> _WHAT IS NEEDED_
Find each line with the string "icon" and report it.

* * * * * * * * *

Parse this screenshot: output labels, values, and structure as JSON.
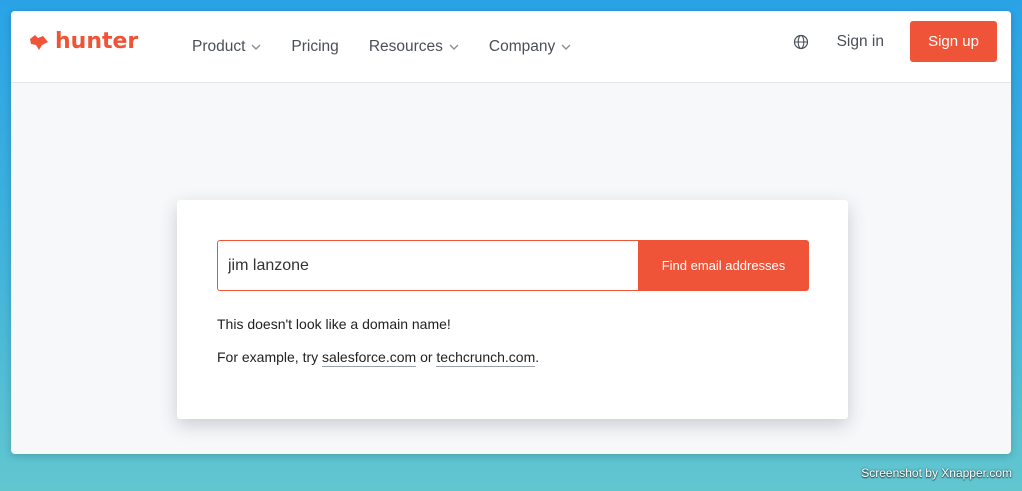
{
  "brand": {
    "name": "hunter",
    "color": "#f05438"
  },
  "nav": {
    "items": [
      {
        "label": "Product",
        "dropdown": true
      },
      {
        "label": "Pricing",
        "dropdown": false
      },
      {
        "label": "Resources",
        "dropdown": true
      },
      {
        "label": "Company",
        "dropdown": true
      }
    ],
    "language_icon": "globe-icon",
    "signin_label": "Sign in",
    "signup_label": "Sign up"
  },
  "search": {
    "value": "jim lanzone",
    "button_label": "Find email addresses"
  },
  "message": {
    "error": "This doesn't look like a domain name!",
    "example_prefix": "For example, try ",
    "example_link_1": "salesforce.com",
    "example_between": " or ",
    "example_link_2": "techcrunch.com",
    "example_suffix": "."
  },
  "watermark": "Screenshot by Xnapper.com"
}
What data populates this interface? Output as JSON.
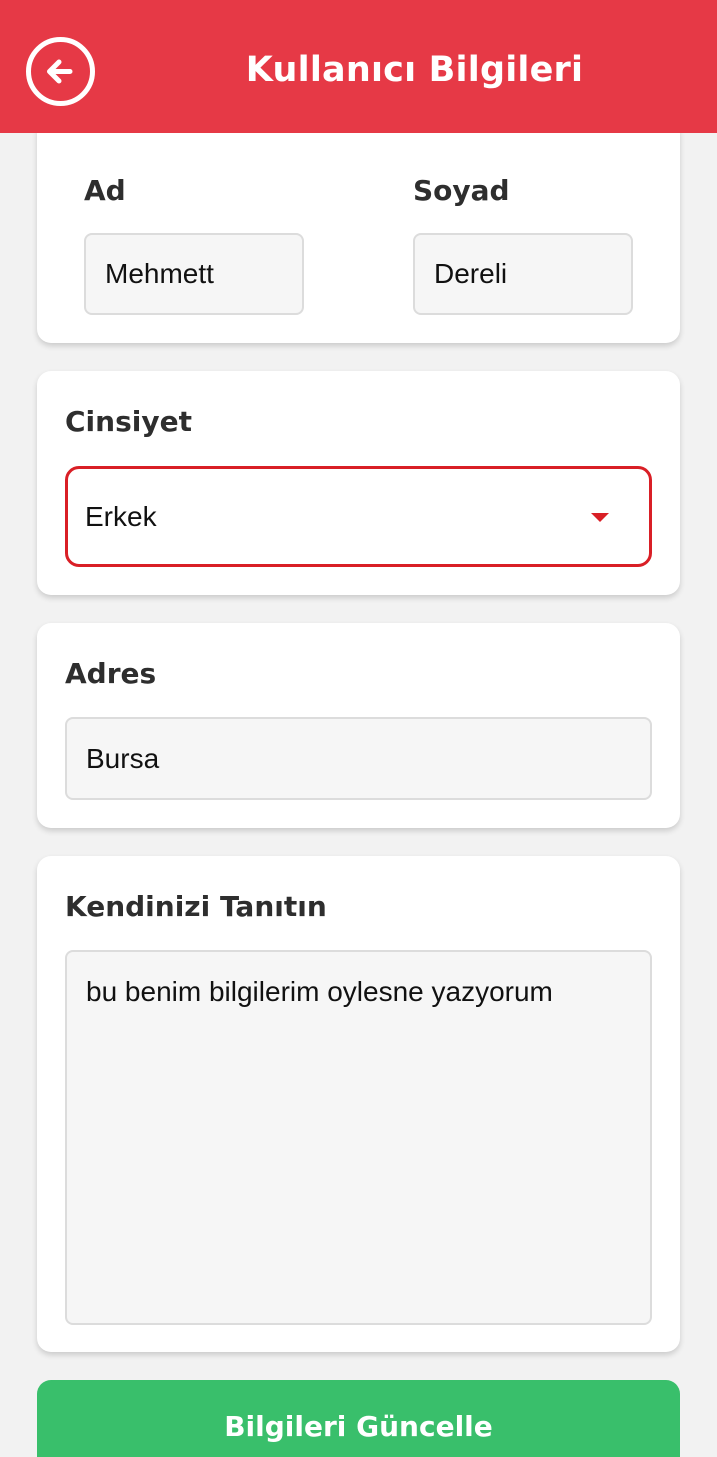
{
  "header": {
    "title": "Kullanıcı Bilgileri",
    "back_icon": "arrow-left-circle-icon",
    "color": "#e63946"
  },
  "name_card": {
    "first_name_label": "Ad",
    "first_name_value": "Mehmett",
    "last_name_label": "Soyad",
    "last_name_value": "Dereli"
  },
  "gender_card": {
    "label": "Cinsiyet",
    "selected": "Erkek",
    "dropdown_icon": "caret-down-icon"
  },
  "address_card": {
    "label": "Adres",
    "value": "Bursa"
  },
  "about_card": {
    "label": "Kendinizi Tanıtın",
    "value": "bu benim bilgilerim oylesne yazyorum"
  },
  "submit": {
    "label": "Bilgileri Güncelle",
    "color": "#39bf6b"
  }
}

* * * * * * * * *

> _RESULT_
    "language_icon": "globe-icon",
    "back_icon": "arrow-left-circle-icon",
    "dropdown_icon": "caret-down-icon"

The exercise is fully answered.